YOUR GOAL: Exactly as written, please set down all of the entries again, with no pictures.

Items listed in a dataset
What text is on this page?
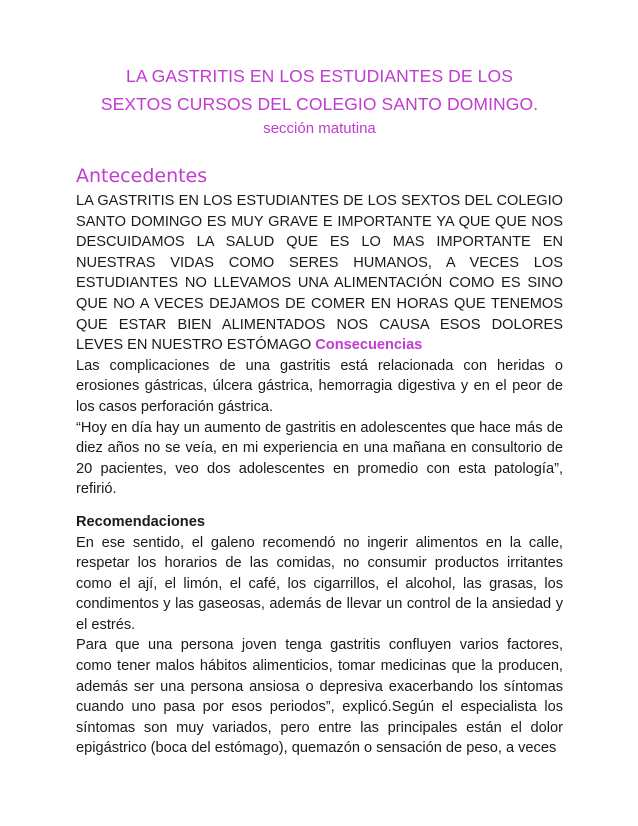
LA GASTRITIS EN LOS ESTUDIANTES DE LOS
SEXTOS CURSOS DEL COLEGIO SANTO DOMINGO.
sección matutina
Antecedentes

LA GASTRITIS EN LOS ESTUDIANTES DE LOS SEXTOS DEL COLEGIO SANTO DOMINGO ES MUY GRAVE E IMPORTANTE YA QUE QUE NOS DESCUIDAMOS LA SALUD QUE ES LO MAS IMPORTANTE EN NUESTRAS VIDAS COMO SERES HUMANOS, A VECES LOS ESTUDIANTES NO LLEVAMOS UNA ALIMENTACIÓN COMO ES SINO QUE NO A VECES DEJAMOS DE COMER EN HORAS QUE TENEMOS QUE ESTAR BIEN ALIMENTADOS NOS CAUSA ESOS DOLORES LEVES EN NUESTRO ESTÓMAGO Consecuencias

Las complicaciones de una gastritis está relacionada con heridas o erosiones gástricas, úlcera gástrica, hemorragia digestiva y en el peor de los casos perforación gástrica.

“Hoy en día hay un aumento de gastritis en adolescentes que hace más de diez años no se veía, en mi experiencia en una mañana en consultorio de 20 pacientes, veo dos adolescentes en promedio con esta patología”, refirió.

Recomendaciones

En ese sentido, el galeno recomendó no ingerir alimentos en la calle, respetar los horarios de las comidas, no consumir productos irritantes como el ají, el limón, el café, los cigarrillos, el alcohol, las grasas, los condimentos y las gaseosas, además de llevar un control de la ansiedad y el estrés.

Para que una persona joven tenga gastritis confluyen varios factores, como tener malos hábitos alimenticios, tomar medicinas que la producen, además ser una persona ansiosa o depresiva exacerbando los síntomas cuando uno pasa por esos periodos”, explicó.Según el especialista los síntomas son muy variados, pero entre las principales están el dolor epigástrico (boca del estómago), quemazón o sensación de peso, a veces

SOLVED EXERCISE:
What text is on this page?
LA GASTRITIS EN LOS ESTUDIANTES DE LOS
SEXTOS CURSOS DEL COLEGIO SANTO DOMINGO.
sección matutina
Antecedentes

LA GASTRITIS EN LOS ESTUDIANTES DE LOS SEXTOS DEL COLEGIO SANTO DOMINGO ES MUY GRAVE E IMPORTANTE YA QUE QUE NOS DESCUIDAMOS LA SALUD QUE ES LO MAS IMPORTANTE EN NUESTRAS VIDAS COMO SERES HUMANOS, A VECES LOS ESTUDIANTES NO LLEVAMOS UNA ALIMENTACIÓN COMO ES SINO QUE NO A VECES DEJAMOS DE COMER EN HORAS QUE TENEMOS QUE ESTAR BIEN ALIMENTADOS NOS CAUSA ESOS DOLORES LEVES EN NUESTRO ESTÓMAGO Consecuencias

Las complicaciones de una gastritis está relacionada con heridas o erosiones gástricas, úlcera gástrica, hemorragia digestiva y en el peor de los casos perforación gástrica.

“Hoy en día hay un aumento de gastritis en adolescentes que hace más de diez años no se veía, en mi experiencia en una mañana en consultorio de 20 pacientes, veo dos adolescentes en promedio con esta patología”, refirió.

Recomendaciones

En ese sentido, el galeno recomendó no ingerir alimentos en la calle, respetar los horarios de las comidas, no consumir productos irritantes como el ají, el limón, el café, los cigarrillos, el alcohol, las grasas, los condimentos y las gaseosas, además de llevar un control de la ansiedad y el estrés.

Para que una persona joven tenga gastritis confluyen varios factores, como tener malos hábitos alimenticios, tomar medicinas que la producen, además ser una persona ansiosa o depresiva exacerbando los síntomas cuando uno pasa por esos periodos”, explicó.Según el especialista los síntomas son muy variados, pero entre las principales están el dolor epigástrico (boca del estómago), quemazón o sensación de peso, a veces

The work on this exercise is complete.